== JOB ==
Give back the records below exactly, every one, with no pictures.

-------- ITEMS --------

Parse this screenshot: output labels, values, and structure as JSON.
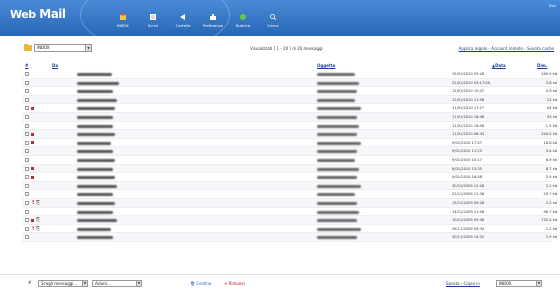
{
  "app": {
    "logo_part1": "Web",
    "logo_part2": "Mail",
    "topright": "Esci"
  },
  "nav": [
    {
      "label": "INBOX",
      "icon": "inbox-icon"
    },
    {
      "label": "Scrivi",
      "icon": "compose-icon"
    },
    {
      "label": "Cartelle",
      "icon": "folders-icon"
    },
    {
      "label": "Preferenze",
      "icon": "preferences-icon"
    },
    {
      "label": "Rubrica",
      "icon": "addressbook-icon"
    },
    {
      "label": "Cerca",
      "icon": "search-icon"
    }
  ],
  "toolbar": {
    "folder": "INBOX",
    "view_info": "Visualizzati [ 1 - 20 ] di 20 messaggi",
    "links": [
      "Applica regole",
      "Account remoto",
      "Svuota cache"
    ]
  },
  "columns": {
    "num": "#",
    "from": "Da",
    "subject": "Oggetto",
    "date": "▲Data",
    "size": "Dim."
  },
  "rows": [
    {
      "date": "15/01/2010 09:28",
      "size": "269.5 kb",
      "flag": false,
      "excl": false,
      "clip": false,
      "fw": 35,
      "sw": 38
    },
    {
      "date": "22/01/2010 03:17:00",
      "size": "2.8 kb",
      "flag": false,
      "excl": false,
      "clip": false,
      "fw": 42,
      "sw": 42
    },
    {
      "date": "12/01/2010 10:47",
      "size": "4.9 kb",
      "flag": false,
      "excl": false,
      "clip": false,
      "fw": 36,
      "sw": 40
    },
    {
      "date": "12/01/2010 11:58",
      "size": "12 kb",
      "flag": false,
      "excl": false,
      "clip": false,
      "fw": 40,
      "sw": 38
    },
    {
      "date": "11/01/2010 17:27",
      "size": "44 kb",
      "flag": true,
      "excl": false,
      "clip": false,
      "fw": 38,
      "sw": 44
    },
    {
      "date": "11/01/2010 16:48",
      "size": "43 kb",
      "flag": false,
      "excl": false,
      "clip": false,
      "fw": 36,
      "sw": 40
    },
    {
      "date": "11/01/2010 16:08",
      "size": "1.5 kb",
      "flag": false,
      "excl": false,
      "clip": false,
      "fw": 36,
      "sw": 42
    },
    {
      "date": "11/01/2010 08:43",
      "size": "244.5 kb",
      "flag": true,
      "excl": false,
      "clip": false,
      "fw": 38,
      "sw": 40
    },
    {
      "date": "9/01/2010 17:47",
      "size": "18.8 kb",
      "flag": true,
      "excl": false,
      "clip": false,
      "fw": 34,
      "sw": 44
    },
    {
      "date": "9/01/2010 11:23",
      "size": "3.4 kb",
      "flag": false,
      "excl": false,
      "clip": false,
      "fw": 36,
      "sw": 40
    },
    {
      "date": "9/01/2010 10:17",
      "size": "8.9 kb",
      "flag": false,
      "excl": false,
      "clip": false,
      "fw": 38,
      "sw": 38
    },
    {
      "date": "8/01/2010 13:35",
      "size": "8.7 kb",
      "flag": true,
      "excl": false,
      "clip": false,
      "fw": 36,
      "sw": 42
    },
    {
      "date": "4/01/2010 16:58",
      "size": "3.4 kb",
      "flag": true,
      "excl": false,
      "clip": false,
      "fw": 38,
      "sw": 40
    },
    {
      "date": "30/12/2009 12:28",
      "size": "3.1 kb",
      "flag": false,
      "excl": false,
      "clip": false,
      "fw": 40,
      "sw": 44
    },
    {
      "date": "22/12/2009 11:38",
      "size": "29.7 kb",
      "flag": false,
      "excl": false,
      "clip": false,
      "fw": 36,
      "sw": 38
    },
    {
      "date": "15/12/2009 09:28",
      "size": "2.2 kb",
      "flag": false,
      "excl": true,
      "clip": true,
      "fw": 38,
      "sw": 40
    },
    {
      "date": "14/12/2009 11:08",
      "size": "98.7 kb",
      "flag": false,
      "excl": false,
      "clip": false,
      "fw": 36,
      "sw": 42
    },
    {
      "date": "10/12/2009 09:48",
      "size": "732.4 kb",
      "flag": true,
      "excl": false,
      "clip": true,
      "fw": 40,
      "sw": 40
    },
    {
      "date": "28/11/2009 09:34",
      "size": "1.2 kb",
      "flag": false,
      "excl": true,
      "clip": true,
      "fw": 34,
      "sw": 44
    },
    {
      "date": "30/11/2009 14:32",
      "size": "2.9 kb",
      "flag": false,
      "excl": false,
      "clip": false,
      "fw": 36,
      "sw": 40
    }
  ],
  "bottom": {
    "sep": "#",
    "select_msgs": "Scegli messaggi...",
    "action": "Azioni...",
    "cestina": "Cestina",
    "rimuovi": "Rimuovi",
    "sposta": "Sposta - Copia in",
    "target": "INBOX"
  },
  "colors": {
    "header": "#2767b7",
    "link": "#1a3d8f",
    "delete": "#cc0000"
  }
}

--------

== EXERCISE RESULT ==
Parse this screenshot: output labels, values, and structure as JSON.
{
  "app": {
    "logo_part1": "Web",
    "logo_part2": "Mail",
    "topright": "Esci"
  },
  "nav": [
    {
      "label": "INBOX",
      "icon": "inbox-icon"
    },
    {
      "label": "Scrivi",
      "icon": "compose-icon"
    },
    {
      "label": "Cartelle",
      "icon": "folders-icon"
    },
    {
      "label": "Preferenze",
      "icon": "preferences-icon"
    },
    {
      "label": "Rubrica",
      "icon": "addressbook-icon"
    },
    {
      "label": "Cerca",
      "icon": "search-icon"
    }
  ],
  "toolbar": {
    "folder": "INBOX",
    "view_info": "Visualizzati [ 1 - 20 ] di 20 messaggi",
    "links": [
      "Applica regole",
      "Account remoto",
      "Svuota cache"
    ]
  },
  "columns": {
    "num": "#",
    "from": "Da",
    "subject": "Oggetto",
    "date": "▲Data",
    "size": "Dim."
  },
  "rows": [
    {
      "date": "15/01/2010 09:28",
      "size": "269.5 kb",
      "flag": false,
      "excl": false,
      "clip": false,
      "fw": 35,
      "sw": 38
    },
    {
      "date": "22/01/2010 03:17:00",
      "size": "2.8 kb",
      "flag": false,
      "excl": false,
      "clip": false,
      "fw": 42,
      "sw": 42
    },
    {
      "date": "12/01/2010 10:47",
      "size": "4.9 kb",
      "flag": false,
      "excl": false,
      "clip": false,
      "fw": 36,
      "sw": 40
    },
    {
      "date": "12/01/2010 11:58",
      "size": "12 kb",
      "flag": false,
      "excl": false,
      "clip": false,
      "fw": 40,
      "sw": 38
    },
    {
      "date": "11/01/2010 17:27",
      "size": "44 kb",
      "flag": true,
      "excl": false,
      "clip": false,
      "fw": 38,
      "sw": 44
    },
    {
      "date": "11/01/2010 16:48",
      "size": "43 kb",
      "flag": false,
      "excl": false,
      "clip": false,
      "fw": 36,
      "sw": 40
    },
    {
      "date": "11/01/2010 16:08",
      "size": "1.5 kb",
      "flag": false,
      "excl": false,
      "clip": false,
      "fw": 36,
      "sw": 42
    },
    {
      "date": "11/01/2010 08:43",
      "size": "244.5 kb",
      "flag": true,
      "excl": false,
      "clip": false,
      "fw": 38,
      "sw": 40
    },
    {
      "date": "9/01/2010 17:47",
      "size": "18.8 kb",
      "flag": true,
      "excl": false,
      "clip": false,
      "fw": 34,
      "sw": 44
    },
    {
      "date": "9/01/2010 11:23",
      "size": "3.4 kb",
      "flag": false,
      "excl": false,
      "clip": false,
      "fw": 36,
      "sw": 40
    },
    {
      "date": "9/01/2010 10:17",
      "size": "8.9 kb",
      "flag": false,
      "excl": false,
      "clip": false,
      "fw": 38,
      "sw": 38
    },
    {
      "date": "8/01/2010 13:35",
      "size": "8.7 kb",
      "flag": true,
      "excl": false,
      "clip": false,
      "fw": 36,
      "sw": 42
    },
    {
      "date": "4/01/2010 16:58",
      "size": "3.4 kb",
      "flag": true,
      "excl": false,
      "clip": false,
      "fw": 38,
      "sw": 40
    },
    {
      "date": "30/12/2009 12:28",
      "size": "3.1 kb",
      "flag": false,
      "excl": false,
      "clip": false,
      "fw": 40,
      "sw": 44
    },
    {
      "date": "22/12/2009 11:38",
      "size": "29.7 kb",
      "flag": false,
      "excl": false,
      "clip": false,
      "fw": 36,
      "sw": 38
    },
    {
      "date": "15/12/2009 09:28",
      "size": "2.2 kb",
      "flag": false,
      "excl": true,
      "clip": true,
      "fw": 38,
      "sw": 40
    },
    {
      "date": "14/12/2009 11:08",
      "size": "98.7 kb",
      "flag": false,
      "excl": false,
      "clip": false,
      "fw": 36,
      "sw": 42
    },
    {
      "date": "10/12/2009 09:48",
      "size": "732.4 kb",
      "flag": true,
      "excl": false,
      "clip": true,
      "fw": 40,
      "sw": 40
    },
    {
      "date": "28/11/2009 09:34",
      "size": "1.2 kb",
      "flag": false,
      "excl": true,
      "clip": true,
      "fw": 34,
      "sw": 44
    },
    {
      "date": "30/11/2009 14:32",
      "size": "2.9 kb",
      "flag": false,
      "excl": false,
      "clip": false,
      "fw": 36,
      "sw": 40
    }
  ],
  "bottom": {
    "sep": "#",
    "select_msgs": "Scegli messaggi...",
    "action": "Azioni...",
    "cestina": "Cestina",
    "rimuovi": "Rimuovi",
    "sposta": "Sposta - Copia in",
    "target": "INBOX"
  },
  "colors": {
    "header": "#2767b7",
    "link": "#1a3d8f",
    "delete": "#cc0000"
  }
}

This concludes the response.